## BEGIN

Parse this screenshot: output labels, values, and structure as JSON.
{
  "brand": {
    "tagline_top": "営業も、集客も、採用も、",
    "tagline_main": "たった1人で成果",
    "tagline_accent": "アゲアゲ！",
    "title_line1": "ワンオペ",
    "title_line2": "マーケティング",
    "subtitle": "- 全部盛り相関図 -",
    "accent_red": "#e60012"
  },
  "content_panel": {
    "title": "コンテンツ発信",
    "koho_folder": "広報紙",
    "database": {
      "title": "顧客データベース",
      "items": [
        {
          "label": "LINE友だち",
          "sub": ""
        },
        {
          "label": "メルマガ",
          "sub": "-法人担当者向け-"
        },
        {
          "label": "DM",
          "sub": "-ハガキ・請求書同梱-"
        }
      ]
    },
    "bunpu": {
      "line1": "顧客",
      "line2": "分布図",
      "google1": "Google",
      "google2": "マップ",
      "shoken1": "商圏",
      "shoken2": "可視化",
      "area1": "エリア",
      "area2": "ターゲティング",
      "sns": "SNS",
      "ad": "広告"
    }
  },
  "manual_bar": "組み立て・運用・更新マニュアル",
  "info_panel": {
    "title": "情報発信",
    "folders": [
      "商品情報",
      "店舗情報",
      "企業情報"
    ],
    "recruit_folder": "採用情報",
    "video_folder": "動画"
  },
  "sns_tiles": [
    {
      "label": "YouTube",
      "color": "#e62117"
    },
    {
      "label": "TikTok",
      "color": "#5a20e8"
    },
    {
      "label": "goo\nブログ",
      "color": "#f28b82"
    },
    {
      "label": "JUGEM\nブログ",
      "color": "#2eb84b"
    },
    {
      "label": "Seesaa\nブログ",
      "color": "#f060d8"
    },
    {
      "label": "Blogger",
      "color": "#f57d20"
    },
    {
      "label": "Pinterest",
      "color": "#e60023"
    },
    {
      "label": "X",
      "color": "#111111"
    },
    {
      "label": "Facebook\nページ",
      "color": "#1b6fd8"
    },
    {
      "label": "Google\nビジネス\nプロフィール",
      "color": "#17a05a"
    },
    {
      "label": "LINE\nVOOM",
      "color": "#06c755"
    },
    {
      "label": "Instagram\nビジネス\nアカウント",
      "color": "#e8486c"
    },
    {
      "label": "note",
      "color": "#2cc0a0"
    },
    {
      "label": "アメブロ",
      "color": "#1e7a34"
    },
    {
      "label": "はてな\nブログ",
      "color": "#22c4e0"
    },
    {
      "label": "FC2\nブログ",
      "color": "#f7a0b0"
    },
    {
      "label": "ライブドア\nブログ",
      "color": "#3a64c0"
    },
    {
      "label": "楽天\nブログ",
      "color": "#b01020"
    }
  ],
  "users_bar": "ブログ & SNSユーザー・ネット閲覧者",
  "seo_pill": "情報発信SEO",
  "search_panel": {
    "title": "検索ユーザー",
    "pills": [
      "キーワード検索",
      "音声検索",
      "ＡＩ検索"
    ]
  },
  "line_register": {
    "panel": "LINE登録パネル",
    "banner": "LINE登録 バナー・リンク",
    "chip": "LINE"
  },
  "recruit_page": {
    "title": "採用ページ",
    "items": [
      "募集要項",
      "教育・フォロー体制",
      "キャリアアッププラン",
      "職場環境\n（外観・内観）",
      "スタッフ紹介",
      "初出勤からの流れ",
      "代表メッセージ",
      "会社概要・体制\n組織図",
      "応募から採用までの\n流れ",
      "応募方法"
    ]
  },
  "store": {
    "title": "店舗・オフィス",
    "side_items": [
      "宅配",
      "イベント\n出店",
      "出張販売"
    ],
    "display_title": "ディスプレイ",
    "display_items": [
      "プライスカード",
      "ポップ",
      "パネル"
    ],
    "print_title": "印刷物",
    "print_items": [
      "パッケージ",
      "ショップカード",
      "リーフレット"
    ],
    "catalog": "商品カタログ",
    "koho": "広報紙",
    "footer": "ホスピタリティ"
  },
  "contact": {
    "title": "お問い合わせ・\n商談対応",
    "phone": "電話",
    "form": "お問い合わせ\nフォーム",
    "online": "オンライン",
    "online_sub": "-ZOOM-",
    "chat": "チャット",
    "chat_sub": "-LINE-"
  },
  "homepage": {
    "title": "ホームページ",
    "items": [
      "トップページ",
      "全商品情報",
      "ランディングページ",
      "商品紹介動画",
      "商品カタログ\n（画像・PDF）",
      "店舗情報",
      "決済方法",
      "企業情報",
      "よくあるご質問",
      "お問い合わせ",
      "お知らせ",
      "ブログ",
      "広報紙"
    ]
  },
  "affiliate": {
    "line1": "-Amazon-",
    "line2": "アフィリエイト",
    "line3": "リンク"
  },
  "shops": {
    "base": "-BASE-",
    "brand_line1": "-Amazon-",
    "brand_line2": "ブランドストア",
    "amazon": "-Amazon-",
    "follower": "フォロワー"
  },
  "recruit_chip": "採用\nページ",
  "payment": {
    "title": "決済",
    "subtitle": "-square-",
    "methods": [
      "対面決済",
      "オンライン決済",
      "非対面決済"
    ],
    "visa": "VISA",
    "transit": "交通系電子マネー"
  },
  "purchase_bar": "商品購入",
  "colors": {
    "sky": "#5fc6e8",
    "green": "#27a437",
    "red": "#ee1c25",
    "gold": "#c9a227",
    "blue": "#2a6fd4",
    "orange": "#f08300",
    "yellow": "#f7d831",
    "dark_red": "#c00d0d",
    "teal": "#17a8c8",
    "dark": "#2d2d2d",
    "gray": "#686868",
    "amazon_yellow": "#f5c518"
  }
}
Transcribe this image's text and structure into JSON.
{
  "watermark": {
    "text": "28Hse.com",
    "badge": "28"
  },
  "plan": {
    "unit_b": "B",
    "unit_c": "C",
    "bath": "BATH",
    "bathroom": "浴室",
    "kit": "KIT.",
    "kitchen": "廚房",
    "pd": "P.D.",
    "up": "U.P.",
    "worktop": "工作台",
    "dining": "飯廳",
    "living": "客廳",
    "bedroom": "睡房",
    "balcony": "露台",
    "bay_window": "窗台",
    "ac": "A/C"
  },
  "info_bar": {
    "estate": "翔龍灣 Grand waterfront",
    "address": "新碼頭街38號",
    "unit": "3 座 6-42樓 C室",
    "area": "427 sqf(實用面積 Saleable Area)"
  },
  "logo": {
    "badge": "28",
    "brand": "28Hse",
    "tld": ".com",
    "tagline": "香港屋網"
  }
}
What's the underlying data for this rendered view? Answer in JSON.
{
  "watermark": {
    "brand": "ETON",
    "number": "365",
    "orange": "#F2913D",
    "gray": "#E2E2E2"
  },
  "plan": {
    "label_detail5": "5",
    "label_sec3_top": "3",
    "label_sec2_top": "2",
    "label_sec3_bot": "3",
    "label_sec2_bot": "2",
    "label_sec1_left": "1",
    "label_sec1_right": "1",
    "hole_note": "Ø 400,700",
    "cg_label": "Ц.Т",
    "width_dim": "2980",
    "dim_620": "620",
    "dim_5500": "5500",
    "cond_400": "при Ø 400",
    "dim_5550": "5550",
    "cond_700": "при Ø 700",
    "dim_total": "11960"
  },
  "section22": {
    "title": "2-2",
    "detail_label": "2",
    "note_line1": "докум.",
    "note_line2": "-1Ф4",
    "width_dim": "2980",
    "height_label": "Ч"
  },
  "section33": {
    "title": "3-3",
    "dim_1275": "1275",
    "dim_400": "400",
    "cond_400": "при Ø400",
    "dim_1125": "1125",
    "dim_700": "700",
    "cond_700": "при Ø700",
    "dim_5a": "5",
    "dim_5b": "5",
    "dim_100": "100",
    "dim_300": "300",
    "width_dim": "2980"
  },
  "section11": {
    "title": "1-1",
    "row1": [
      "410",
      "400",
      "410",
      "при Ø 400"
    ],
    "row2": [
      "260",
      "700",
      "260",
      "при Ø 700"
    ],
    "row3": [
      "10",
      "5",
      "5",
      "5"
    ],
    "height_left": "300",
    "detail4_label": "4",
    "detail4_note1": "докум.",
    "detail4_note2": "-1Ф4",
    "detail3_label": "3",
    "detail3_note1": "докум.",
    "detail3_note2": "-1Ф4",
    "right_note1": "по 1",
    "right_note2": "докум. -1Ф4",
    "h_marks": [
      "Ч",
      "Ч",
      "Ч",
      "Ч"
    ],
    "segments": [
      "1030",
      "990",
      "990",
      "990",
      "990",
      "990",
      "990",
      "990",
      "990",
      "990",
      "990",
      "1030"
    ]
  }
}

## END

What to produce - Across all the entries, count the lines that contain the word "nページ" and give the number by itself.

Full solution - 2